[What the exercise asks]: Return each line of the records holding the string "Weight".

[A run of records]:
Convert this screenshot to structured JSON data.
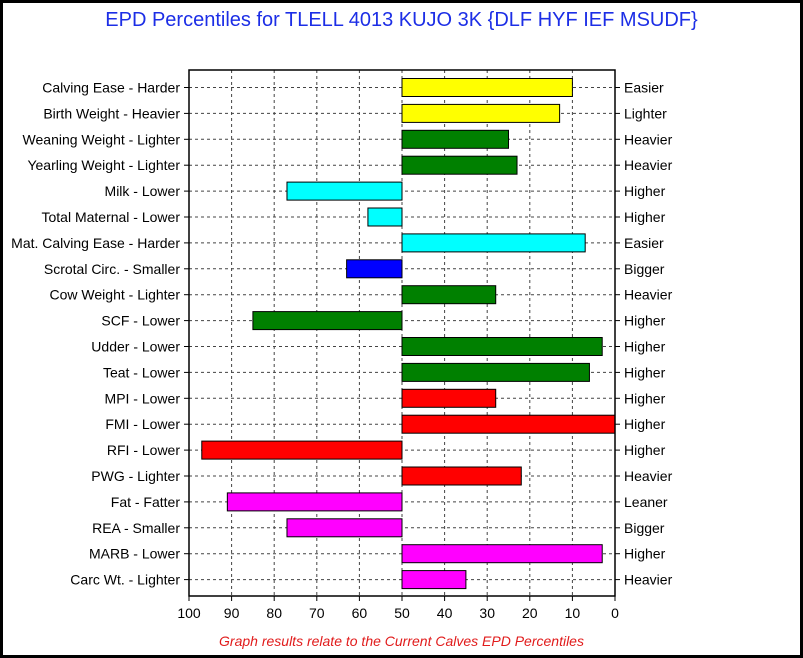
{
  "title": "EPD Percentiles for TLELL 4013 KUJO 3K {DLF HYF IEF MSUDF}",
  "footnote": "Graph results relate to the Current Calves EPD Percentiles",
  "chart_data": {
    "type": "bar",
    "orientation": "horizontal-diverging",
    "baseline": 50,
    "xlim": [
      100,
      0
    ],
    "x_ticks": [
      100,
      90,
      80,
      70,
      60,
      50,
      40,
      30,
      20,
      10,
      0
    ],
    "grid": true,
    "rows": [
      {
        "left": "Calving Ease - Harder",
        "right": "Easier",
        "value": 10,
        "color": "#ffff00"
      },
      {
        "left": "Birth Weight - Heavier",
        "right": "Lighter",
        "value": 13,
        "color": "#ffff00"
      },
      {
        "left": "Weaning Weight - Lighter",
        "right": "Heavier",
        "value": 25,
        "color": "#008000"
      },
      {
        "left": "Yearling Weight - Lighter",
        "right": "Heavier",
        "value": 23,
        "color": "#008000"
      },
      {
        "left": "Milk - Lower",
        "right": "Higher",
        "value": 77,
        "color": "#00ffff"
      },
      {
        "left": "Total Maternal - Lower",
        "right": "Higher",
        "value": 58,
        "color": "#00ffff"
      },
      {
        "left": "Mat. Calving Ease - Harder",
        "right": "Easier",
        "value": 7,
        "color": "#00ffff"
      },
      {
        "left": "Scrotal Circ. - Smaller",
        "right": "Bigger",
        "value": 63,
        "color": "#0000ff"
      },
      {
        "left": "Cow Weight - Lighter",
        "right": "Heavier",
        "value": 28,
        "color": "#008000"
      },
      {
        "left": "SCF - Lower",
        "right": "Higher",
        "value": 85,
        "color": "#008000"
      },
      {
        "left": "Udder - Lower",
        "right": "Higher",
        "value": 3,
        "color": "#008000"
      },
      {
        "left": "Teat - Lower",
        "right": "Higher",
        "value": 6,
        "color": "#008000"
      },
      {
        "left": "MPI - Lower",
        "right": "Higher",
        "value": 28,
        "color": "#ff0000"
      },
      {
        "left": "FMI - Lower",
        "right": "Higher",
        "value": 0,
        "color": "#ff0000"
      },
      {
        "left": "RFI - Lower",
        "right": "Higher",
        "value": 97,
        "color": "#ff0000"
      },
      {
        "left": "PWG - Lighter",
        "right": "Heavier",
        "value": 22,
        "color": "#ff0000"
      },
      {
        "left": "Fat - Fatter",
        "right": "Leaner",
        "value": 91,
        "color": "#ff00ff"
      },
      {
        "left": "REA - Smaller",
        "right": "Bigger",
        "value": 77,
        "color": "#ff00ff"
      },
      {
        "left": "MARB - Lower",
        "right": "Higher",
        "value": 3,
        "color": "#ff00ff"
      },
      {
        "left": "Carc Wt. - Lighter",
        "right": "Heavier",
        "value": 35,
        "color": "#ff00ff"
      }
    ]
  }
}
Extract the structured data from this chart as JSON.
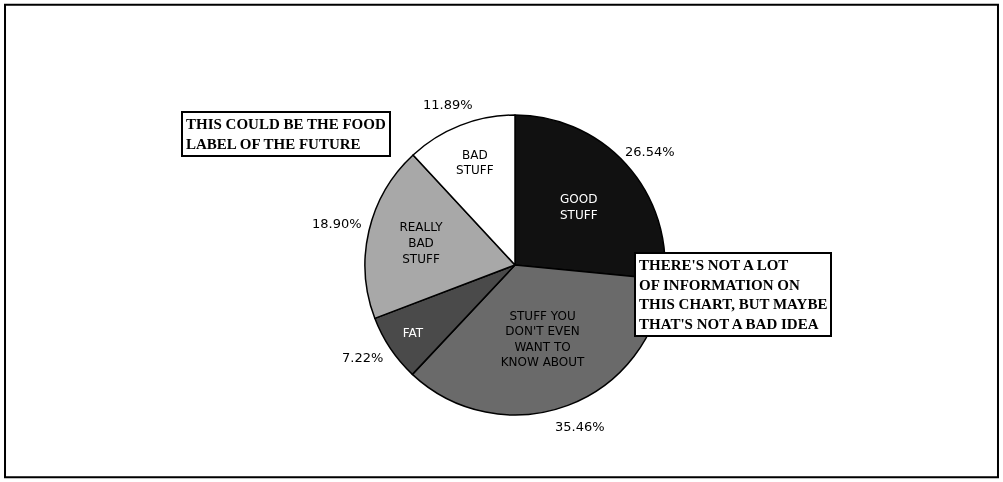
{
  "chart_data": {
    "type": "pie",
    "categories": [
      "GOOD\nSTUFF",
      "STUFF YOU\nDON'T EVEN\nWANT TO\nKNOW ABOUT",
      "FAT",
      "REALLY\nBAD\nSTUFF",
      "BAD\nSTUFF"
    ],
    "values": [
      26.54,
      35.46,
      7.22,
      18.9,
      11.89
    ],
    "value_labels": [
      "26.54%",
      "35.46%",
      "7.22%",
      "18.90%",
      "11.89%"
    ],
    "colors": [
      "#111111",
      "#6a6a6a",
      "#4a4a4a",
      "#a8a8a8",
      "#ffffff"
    ],
    "annotations": [
      "THIS COULD BE THE FOOD\nLABEL OF THE FUTURE",
      "THERE'S NOT A LOT\nOF INFORMATION ON\nTHIS CHART, BUT MAYBE\nTHAT'S NOT A BAD IDEA"
    ],
    "legend": false
  }
}
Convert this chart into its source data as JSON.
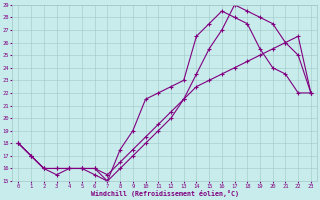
{
  "xlabel": "Windchill (Refroidissement éolien,°C)",
  "bg_color": "#c8ecec",
  "line_color": "#800080",
  "grid_color": "#a0c8c8",
  "xlim": [
    -0.5,
    23.5
  ],
  "ylim": [
    15,
    29
  ],
  "xticks": [
    0,
    1,
    2,
    3,
    4,
    5,
    6,
    7,
    8,
    9,
    10,
    11,
    12,
    13,
    14,
    15,
    16,
    17,
    18,
    19,
    20,
    21,
    22,
    23
  ],
  "yticks": [
    15,
    16,
    17,
    18,
    19,
    20,
    21,
    22,
    23,
    24,
    25,
    26,
    27,
    28,
    29
  ],
  "line1_x": [
    0,
    1,
    2,
    3,
    4,
    5,
    6,
    7,
    8,
    9,
    10,
    11,
    12,
    13,
    14,
    15,
    16,
    17,
    18,
    19,
    20,
    21,
    22,
    23
  ],
  "line1_y": [
    18.0,
    17.0,
    16.0,
    16.0,
    16.0,
    16.0,
    16.0,
    15.5,
    16.5,
    17.5,
    18.5,
    19.5,
    20.5,
    21.5,
    22.5,
    23.0,
    23.5,
    24.0,
    24.5,
    25.0,
    25.5,
    26.0,
    26.5,
    22.0
  ],
  "line2_x": [
    0,
    1,
    2,
    3,
    4,
    5,
    6,
    7,
    8,
    9,
    10,
    11,
    12,
    13,
    14,
    15,
    16,
    17,
    18,
    19,
    20,
    21,
    22,
    23
  ],
  "line2_y": [
    18.0,
    17.0,
    16.0,
    16.0,
    16.0,
    16.0,
    16.0,
    15.0,
    17.5,
    19.0,
    21.5,
    22.0,
    22.5,
    23.0,
    26.5,
    27.5,
    28.5,
    28.0,
    27.5,
    25.5,
    24.0,
    23.5,
    22.0,
    22.0
  ],
  "line3_x": [
    0,
    1,
    2,
    3,
    4,
    5,
    6,
    7,
    8,
    9,
    10,
    11,
    12,
    13,
    14,
    15,
    16,
    17,
    18,
    19,
    20,
    21,
    22,
    23
  ],
  "line3_y": [
    18.0,
    17.0,
    16.0,
    15.5,
    16.0,
    16.0,
    15.5,
    15.0,
    16.0,
    17.0,
    18.0,
    19.0,
    20.0,
    21.5,
    23.5,
    25.5,
    27.0,
    29.0,
    28.5,
    28.0,
    27.5,
    26.0,
    25.0,
    22.0
  ]
}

[Answer for this exercise]:
        "left": "Birth Weight - Heavier",
        "left": "Weaning Weight - Lighter",
        "left": "Yearling Weight - Lighter",
        "left": "Cow Weight - Lighter",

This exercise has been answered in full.